_Records for the exercise_

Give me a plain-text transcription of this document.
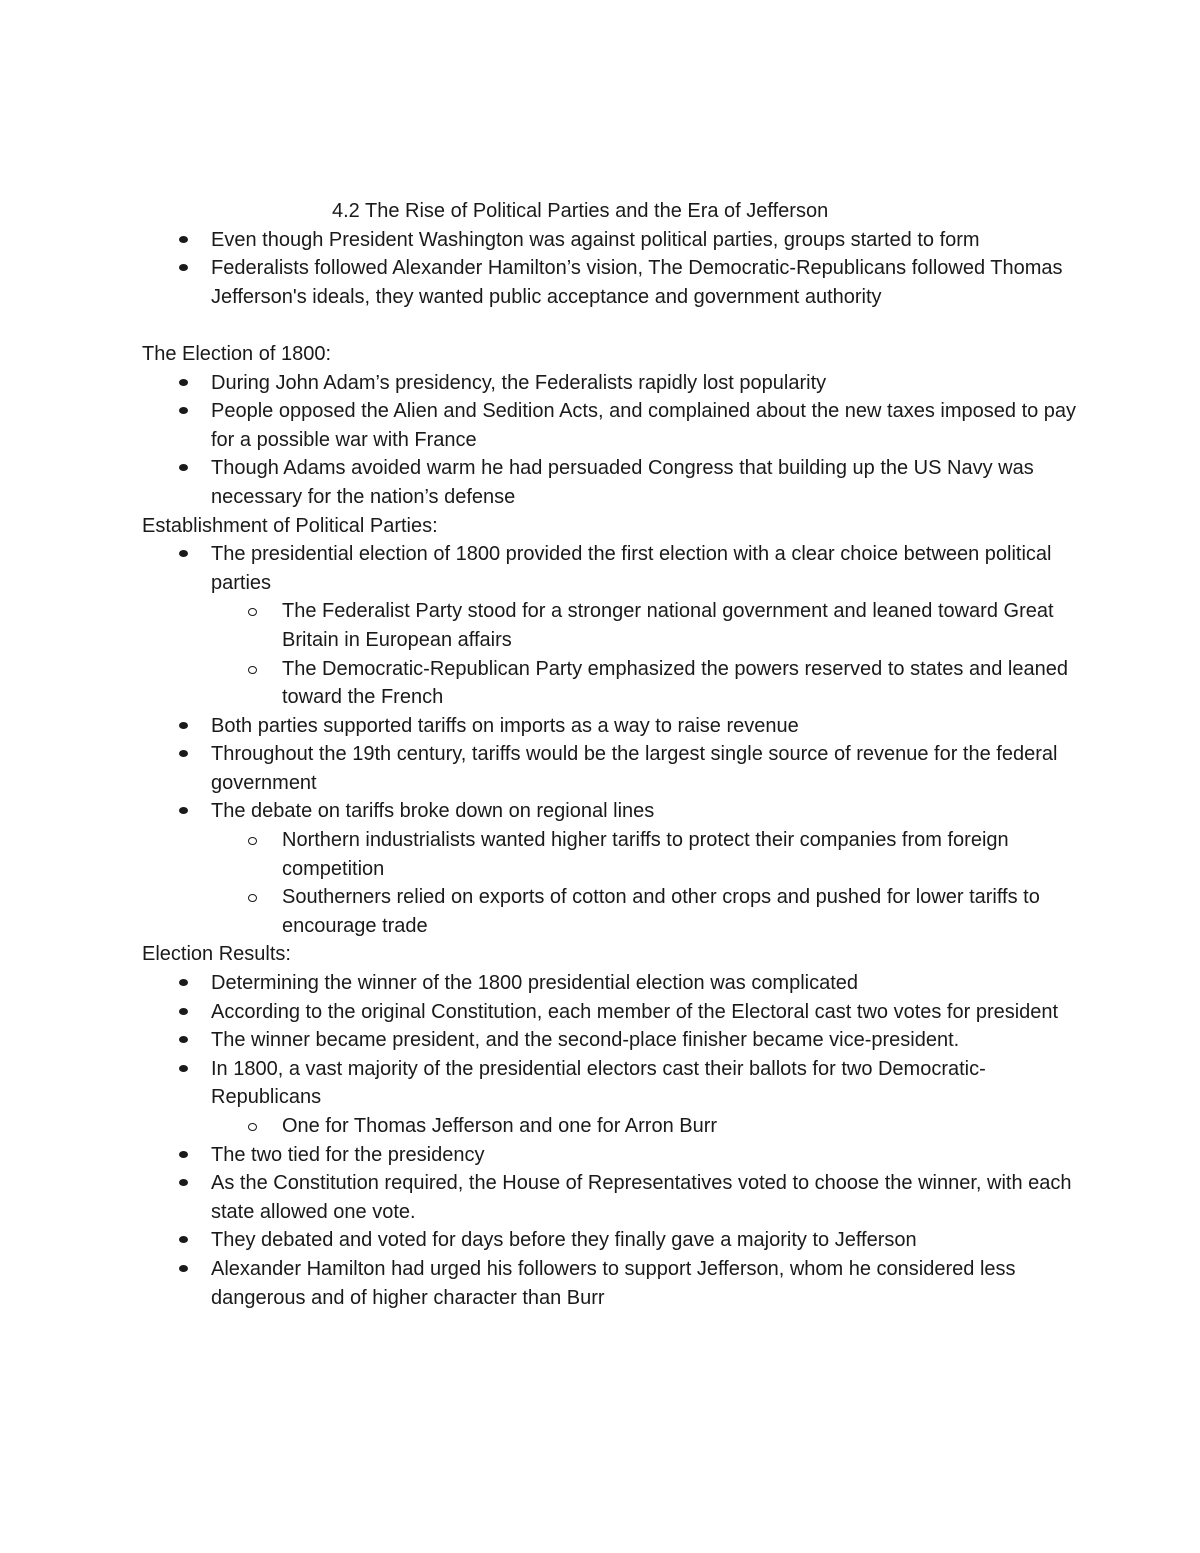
4.2 The Rise of Political Parties and the Era of Jefferson
Even though President Washington was against political parties, groups started to form
Federalists followed Alexander Hamilton’s vision, The Democratic-Republicans followed Thomas Jefferson's ideals, they wanted public acceptance and government authority

The Election of 1800:

During John Adam’s presidency, the Federalists rapidly lost popularity
People opposed the Alien and Sedition Acts, and complained about the new taxes imposed to pay for a possible war with France
Though Adams avoided warm he had persuaded Congress that building up the US Navy was necessary for the nation’s defense

Establishment of Political Parties:

The presidential election of 1800 provided the first election with a clear choice between political parties
The Federalist Party stood for a stronger national government and leaned toward Great Britain in European affairs
The Democratic-Republican Party emphasized the powers reserved to states and leaned toward the French
Both parties supported tariffs on imports as a way to raise revenue
Throughout the 19th century, tariffs would be the largest single source of revenue for the federal government
The debate on tariffs broke down on regional lines
Northern industrialists wanted higher tariffs to protect their companies from foreign competition
Southerners relied on exports of cotton and other crops and pushed for lower tariffs to encourage trade

Election Results:

Determining the winner of the 1800 presidential election was complicated
According to the original Constitution, each member of the Electoral cast two votes for president
The winner became president, and the second-place finisher became vice-president.
In 1800, a vast majority of the presidential electors cast their ballots for two Democratic-Republicans
One for Thomas Jefferson and one for Arron Burr
The two tied for the presidency
As the Constitution required, the House of Representatives voted to choose the winner, with each state allowed one vote.
They debated and voted for days before they finally gave a majority to Jefferson
Alexander Hamilton had urged his followers to support Jefferson, whom he considered less dangerous and of higher character than Burr
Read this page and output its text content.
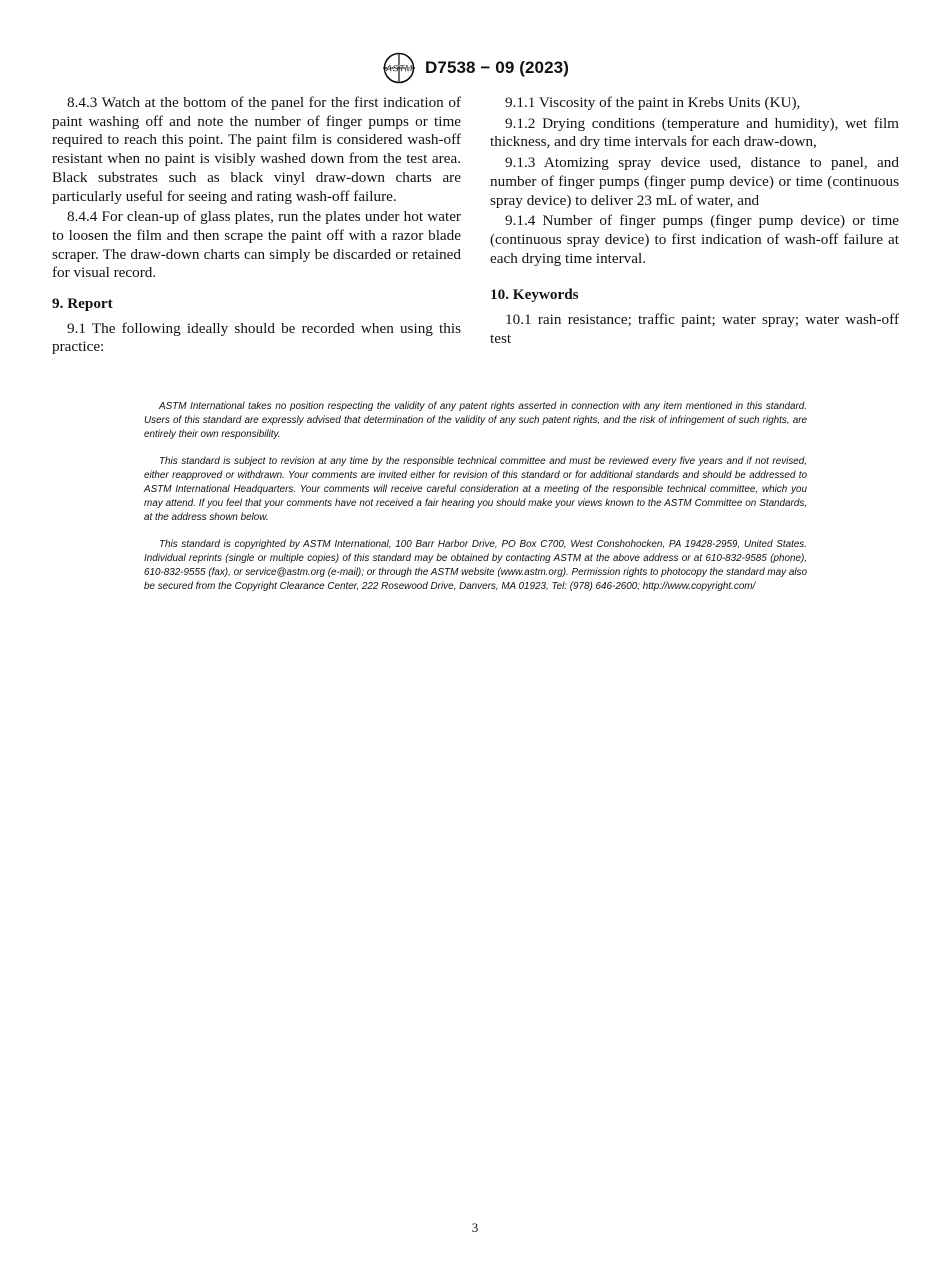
ASTM D7538 − 09 (2023)

8.4.3 Watch at the bottom of the panel for the first indication of paint washing off and note the number of finger pumps or time required to reach this point. The paint film is considered wash-off resistant when no paint is visibly washed down from the test area. Black substrates such as black vinyl draw-down charts are particularly useful for seeing and rating wash-off failure.

8.4.4 For clean-up of glass plates, run the plates under hot water to loosen the film and then scrape the paint off with a razor blade scraper. The draw-down charts can simply be discarded or retained for visual record.

9. Report

9.1 The following ideally should be recorded when using this practice:

9.1.1 Viscosity of the paint in Krebs Units (KU),

9.1.2 Drying conditions (temperature and humidity), wet film thickness, and dry time intervals for each draw-down,

9.1.3 Atomizing spray device used, distance to panel, and number of finger pumps (finger pump device) or time (continuous spray device) to deliver 23 mL of water, and

9.1.4 Number of finger pumps (finger pump device) or time (continuous spray device) to first indication of wash-off failure at each drying time interval.

10. Keywords

10.1 rain resistance; traffic paint; water spray; water wash-off test

ASTM International takes no position respecting the validity of any patent rights asserted in connection with any item mentioned in this standard. Users of this standard are expressly advised that determination of the validity of any such patent rights, and the risk of infringement of such rights, are entirely their own responsibility.

This standard is subject to revision at any time by the responsible technical committee and must be reviewed every five years and if not revised, either reapproved or withdrawn. Your comments are invited either for revision of this standard or for additional standards and should be addressed to ASTM International Headquarters. Your comments will receive careful consideration at a meeting of the responsible technical committee, which you may attend. If you feel that your comments have not received a fair hearing you should make your views known to the ASTM Committee on Standards, at the address shown below.

This standard is copyrighted by ASTM International, 100 Barr Harbor Drive, PO Box C700, West Conshohocken, PA 19428-2959, United States. Individual reprints (single or multiple copies) of this standard may be obtained by contacting ASTM at the above address or at 610-832-9585 (phone), 610-832-9555 (fax), or service@astm.org (e-mail); or through the ASTM website (www.astm.org). Permission rights to photocopy the standard may also be secured from the Copyright Clearance Center, 222 Rosewood Drive, Danvers, MA 01923, Tel: (978) 646-2600; http://www.copyright.com/

3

_Instructions for the task_
Where a line holds the string "Federalists", copy that line.

_The result_
Federalists followed Alexander Hamilton’s vision, The Democratic-Republicans followed Thomas Jefferson's ideals, they wanted public acceptance and government authority
During John Adam’s presidency, the Federalists rapidly lost popularity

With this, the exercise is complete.